━━━ SUPPLIED RECORDS ━━━
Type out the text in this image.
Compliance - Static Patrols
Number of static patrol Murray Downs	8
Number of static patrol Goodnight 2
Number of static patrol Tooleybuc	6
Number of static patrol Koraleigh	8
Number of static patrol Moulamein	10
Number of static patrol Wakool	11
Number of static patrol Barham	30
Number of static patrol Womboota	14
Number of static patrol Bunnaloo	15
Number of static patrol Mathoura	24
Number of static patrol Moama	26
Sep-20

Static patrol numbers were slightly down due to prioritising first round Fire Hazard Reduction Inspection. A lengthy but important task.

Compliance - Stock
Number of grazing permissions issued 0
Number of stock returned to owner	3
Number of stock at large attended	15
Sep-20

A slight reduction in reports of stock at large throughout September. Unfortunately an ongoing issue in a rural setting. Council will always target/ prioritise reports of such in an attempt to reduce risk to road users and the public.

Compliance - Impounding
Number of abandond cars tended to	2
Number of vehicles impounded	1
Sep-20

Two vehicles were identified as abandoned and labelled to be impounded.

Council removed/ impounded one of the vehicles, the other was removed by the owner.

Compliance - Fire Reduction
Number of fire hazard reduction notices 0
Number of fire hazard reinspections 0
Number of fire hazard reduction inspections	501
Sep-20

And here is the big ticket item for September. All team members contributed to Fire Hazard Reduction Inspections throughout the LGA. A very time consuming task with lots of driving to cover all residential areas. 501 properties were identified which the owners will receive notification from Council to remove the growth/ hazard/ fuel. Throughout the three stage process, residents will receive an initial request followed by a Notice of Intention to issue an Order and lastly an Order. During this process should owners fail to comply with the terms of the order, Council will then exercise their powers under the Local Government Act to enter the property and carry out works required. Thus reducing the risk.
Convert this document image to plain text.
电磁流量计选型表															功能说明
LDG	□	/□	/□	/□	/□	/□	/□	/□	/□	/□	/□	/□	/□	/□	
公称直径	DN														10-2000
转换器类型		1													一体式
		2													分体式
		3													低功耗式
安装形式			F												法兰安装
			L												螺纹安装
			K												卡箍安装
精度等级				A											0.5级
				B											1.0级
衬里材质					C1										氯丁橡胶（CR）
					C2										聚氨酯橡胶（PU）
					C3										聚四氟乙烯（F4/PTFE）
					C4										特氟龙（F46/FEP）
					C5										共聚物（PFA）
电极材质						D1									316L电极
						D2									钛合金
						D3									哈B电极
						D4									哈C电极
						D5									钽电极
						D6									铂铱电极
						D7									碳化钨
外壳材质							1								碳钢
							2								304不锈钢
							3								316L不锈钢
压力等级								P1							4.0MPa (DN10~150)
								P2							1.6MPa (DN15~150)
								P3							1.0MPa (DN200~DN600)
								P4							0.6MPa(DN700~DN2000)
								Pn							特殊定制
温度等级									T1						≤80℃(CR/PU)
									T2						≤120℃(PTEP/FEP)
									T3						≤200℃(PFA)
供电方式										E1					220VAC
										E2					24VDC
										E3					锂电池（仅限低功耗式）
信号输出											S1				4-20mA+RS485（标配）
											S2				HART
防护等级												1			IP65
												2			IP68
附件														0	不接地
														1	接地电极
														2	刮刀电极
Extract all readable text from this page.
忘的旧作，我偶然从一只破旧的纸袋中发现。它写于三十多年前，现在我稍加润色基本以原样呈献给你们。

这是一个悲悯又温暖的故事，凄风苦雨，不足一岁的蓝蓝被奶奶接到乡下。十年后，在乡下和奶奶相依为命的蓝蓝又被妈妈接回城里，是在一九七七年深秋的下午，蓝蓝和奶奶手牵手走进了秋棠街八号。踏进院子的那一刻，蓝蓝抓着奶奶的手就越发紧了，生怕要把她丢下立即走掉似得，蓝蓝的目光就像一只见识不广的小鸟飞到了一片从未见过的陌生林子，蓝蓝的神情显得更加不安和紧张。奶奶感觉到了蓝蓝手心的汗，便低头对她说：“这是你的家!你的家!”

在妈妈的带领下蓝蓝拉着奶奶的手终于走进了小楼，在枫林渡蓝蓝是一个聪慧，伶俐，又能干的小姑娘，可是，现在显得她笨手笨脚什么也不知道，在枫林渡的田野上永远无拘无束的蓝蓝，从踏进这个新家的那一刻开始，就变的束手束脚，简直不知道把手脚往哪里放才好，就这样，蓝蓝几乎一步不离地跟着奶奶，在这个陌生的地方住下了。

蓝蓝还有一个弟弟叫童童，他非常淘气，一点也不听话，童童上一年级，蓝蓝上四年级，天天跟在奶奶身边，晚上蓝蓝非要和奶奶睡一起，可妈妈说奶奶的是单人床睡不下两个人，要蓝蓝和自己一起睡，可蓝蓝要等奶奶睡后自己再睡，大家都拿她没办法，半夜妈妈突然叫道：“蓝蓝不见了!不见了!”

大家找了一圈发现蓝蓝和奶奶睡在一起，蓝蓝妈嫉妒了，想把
━━━
**TASK TO CARRY OUT**.
Using the listing above, list every line in which the string "image" occurs.

**THE COMPLETED TASK**.
Type out the text in this image.
Convert this document image to plain text.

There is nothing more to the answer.